Your task is to gather the lines below that hold the string "Time".

(Items from a figure collection)
--- BEGIN ---
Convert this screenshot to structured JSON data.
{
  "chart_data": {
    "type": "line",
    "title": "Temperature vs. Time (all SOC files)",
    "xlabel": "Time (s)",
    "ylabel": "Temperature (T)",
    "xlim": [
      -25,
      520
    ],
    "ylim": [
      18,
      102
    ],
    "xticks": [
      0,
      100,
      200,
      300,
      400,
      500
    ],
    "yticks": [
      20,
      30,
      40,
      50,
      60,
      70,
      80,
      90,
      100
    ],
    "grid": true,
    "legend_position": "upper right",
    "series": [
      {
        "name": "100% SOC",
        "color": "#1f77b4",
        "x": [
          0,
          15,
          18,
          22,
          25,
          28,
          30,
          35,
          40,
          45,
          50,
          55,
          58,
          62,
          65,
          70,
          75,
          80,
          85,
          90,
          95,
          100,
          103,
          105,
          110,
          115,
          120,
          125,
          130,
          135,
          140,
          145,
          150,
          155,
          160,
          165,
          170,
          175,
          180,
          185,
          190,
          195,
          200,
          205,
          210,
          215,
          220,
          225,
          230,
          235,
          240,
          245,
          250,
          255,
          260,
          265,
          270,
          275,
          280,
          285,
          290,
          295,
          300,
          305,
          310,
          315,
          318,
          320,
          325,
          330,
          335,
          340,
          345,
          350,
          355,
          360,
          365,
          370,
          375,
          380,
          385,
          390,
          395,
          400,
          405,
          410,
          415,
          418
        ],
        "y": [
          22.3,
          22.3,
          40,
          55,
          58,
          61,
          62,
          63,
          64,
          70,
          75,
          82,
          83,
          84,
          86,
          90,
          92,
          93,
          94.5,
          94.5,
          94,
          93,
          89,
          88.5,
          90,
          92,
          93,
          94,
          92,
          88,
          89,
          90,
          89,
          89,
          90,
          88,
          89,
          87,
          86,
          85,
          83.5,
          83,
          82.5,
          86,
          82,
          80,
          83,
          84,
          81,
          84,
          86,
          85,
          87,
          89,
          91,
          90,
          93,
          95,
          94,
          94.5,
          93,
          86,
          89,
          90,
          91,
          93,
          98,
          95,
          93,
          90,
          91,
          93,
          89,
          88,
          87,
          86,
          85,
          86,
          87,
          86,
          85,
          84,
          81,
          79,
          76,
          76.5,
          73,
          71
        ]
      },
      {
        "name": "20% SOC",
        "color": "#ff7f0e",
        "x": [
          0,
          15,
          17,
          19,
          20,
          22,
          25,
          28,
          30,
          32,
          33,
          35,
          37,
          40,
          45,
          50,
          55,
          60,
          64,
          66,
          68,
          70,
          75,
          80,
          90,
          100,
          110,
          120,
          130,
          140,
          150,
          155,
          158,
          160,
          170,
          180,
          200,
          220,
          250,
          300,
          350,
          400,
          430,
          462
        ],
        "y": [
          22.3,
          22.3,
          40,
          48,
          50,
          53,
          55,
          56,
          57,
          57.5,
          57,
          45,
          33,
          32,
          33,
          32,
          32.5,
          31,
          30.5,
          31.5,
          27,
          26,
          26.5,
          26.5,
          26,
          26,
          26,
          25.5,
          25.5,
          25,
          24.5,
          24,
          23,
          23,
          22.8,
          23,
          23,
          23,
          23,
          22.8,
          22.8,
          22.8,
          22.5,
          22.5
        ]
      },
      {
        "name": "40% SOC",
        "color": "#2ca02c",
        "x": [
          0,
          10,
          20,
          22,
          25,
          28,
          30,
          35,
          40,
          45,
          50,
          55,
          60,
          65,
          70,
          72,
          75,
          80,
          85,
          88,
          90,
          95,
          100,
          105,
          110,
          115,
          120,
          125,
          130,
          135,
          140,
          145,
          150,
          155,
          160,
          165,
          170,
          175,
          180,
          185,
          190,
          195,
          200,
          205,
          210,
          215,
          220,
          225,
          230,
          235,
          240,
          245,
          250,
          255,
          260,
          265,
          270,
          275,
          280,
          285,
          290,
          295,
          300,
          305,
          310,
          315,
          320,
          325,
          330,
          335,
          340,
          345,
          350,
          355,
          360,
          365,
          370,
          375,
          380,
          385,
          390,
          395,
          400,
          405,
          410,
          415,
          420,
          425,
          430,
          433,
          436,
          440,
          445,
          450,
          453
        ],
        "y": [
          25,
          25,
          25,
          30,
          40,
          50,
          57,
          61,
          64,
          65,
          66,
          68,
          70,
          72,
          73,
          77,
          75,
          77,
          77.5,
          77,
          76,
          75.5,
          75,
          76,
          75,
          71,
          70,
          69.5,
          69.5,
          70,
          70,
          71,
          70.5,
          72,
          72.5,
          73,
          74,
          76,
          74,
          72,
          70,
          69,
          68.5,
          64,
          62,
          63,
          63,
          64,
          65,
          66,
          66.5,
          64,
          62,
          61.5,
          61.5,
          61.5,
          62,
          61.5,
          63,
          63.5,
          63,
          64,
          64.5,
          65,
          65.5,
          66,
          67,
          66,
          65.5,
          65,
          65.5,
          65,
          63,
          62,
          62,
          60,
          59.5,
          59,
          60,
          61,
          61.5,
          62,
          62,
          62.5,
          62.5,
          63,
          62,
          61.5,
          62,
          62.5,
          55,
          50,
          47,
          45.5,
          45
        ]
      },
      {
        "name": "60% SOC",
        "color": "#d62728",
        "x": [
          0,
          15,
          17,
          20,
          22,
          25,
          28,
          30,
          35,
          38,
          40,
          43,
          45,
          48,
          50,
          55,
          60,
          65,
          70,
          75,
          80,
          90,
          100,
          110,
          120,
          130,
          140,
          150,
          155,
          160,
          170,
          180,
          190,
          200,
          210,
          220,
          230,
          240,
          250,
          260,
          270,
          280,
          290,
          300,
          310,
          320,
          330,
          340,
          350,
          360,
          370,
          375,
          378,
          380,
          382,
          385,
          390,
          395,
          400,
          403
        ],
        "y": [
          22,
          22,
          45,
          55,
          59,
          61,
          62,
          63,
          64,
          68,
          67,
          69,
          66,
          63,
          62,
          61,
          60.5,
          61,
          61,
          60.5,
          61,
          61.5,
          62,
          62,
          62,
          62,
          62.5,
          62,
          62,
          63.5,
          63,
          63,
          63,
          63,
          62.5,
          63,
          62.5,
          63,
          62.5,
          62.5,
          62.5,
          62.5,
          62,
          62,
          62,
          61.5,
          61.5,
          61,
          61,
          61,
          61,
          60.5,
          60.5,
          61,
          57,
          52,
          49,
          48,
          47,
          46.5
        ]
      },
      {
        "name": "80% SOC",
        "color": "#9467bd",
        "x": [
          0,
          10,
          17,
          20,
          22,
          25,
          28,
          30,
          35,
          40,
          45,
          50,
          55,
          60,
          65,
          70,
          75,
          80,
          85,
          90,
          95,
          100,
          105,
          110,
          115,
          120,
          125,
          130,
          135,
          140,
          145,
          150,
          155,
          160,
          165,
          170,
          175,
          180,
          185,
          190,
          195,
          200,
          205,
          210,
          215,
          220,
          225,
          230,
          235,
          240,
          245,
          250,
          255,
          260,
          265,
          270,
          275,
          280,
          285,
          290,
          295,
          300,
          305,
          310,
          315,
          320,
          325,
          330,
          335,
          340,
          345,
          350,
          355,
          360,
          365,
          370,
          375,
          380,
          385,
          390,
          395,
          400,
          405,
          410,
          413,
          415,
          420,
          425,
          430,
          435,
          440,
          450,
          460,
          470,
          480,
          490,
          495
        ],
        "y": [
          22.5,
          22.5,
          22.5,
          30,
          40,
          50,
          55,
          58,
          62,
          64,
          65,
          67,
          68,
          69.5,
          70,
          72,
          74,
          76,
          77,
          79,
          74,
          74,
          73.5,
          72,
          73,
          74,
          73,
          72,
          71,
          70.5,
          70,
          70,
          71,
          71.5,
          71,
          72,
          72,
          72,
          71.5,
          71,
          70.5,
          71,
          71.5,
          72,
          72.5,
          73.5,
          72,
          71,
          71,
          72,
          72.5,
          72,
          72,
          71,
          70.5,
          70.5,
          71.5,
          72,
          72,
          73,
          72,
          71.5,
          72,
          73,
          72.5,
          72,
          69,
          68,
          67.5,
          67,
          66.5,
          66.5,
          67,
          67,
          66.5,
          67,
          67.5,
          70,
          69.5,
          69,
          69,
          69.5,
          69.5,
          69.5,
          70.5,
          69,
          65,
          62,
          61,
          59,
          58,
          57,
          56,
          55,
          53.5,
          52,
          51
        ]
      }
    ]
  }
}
--- END ---
■ THE RESPONSE
    "title": "Temperature vs. Time (all SOC files)",
    "xlabel": "Time (s)",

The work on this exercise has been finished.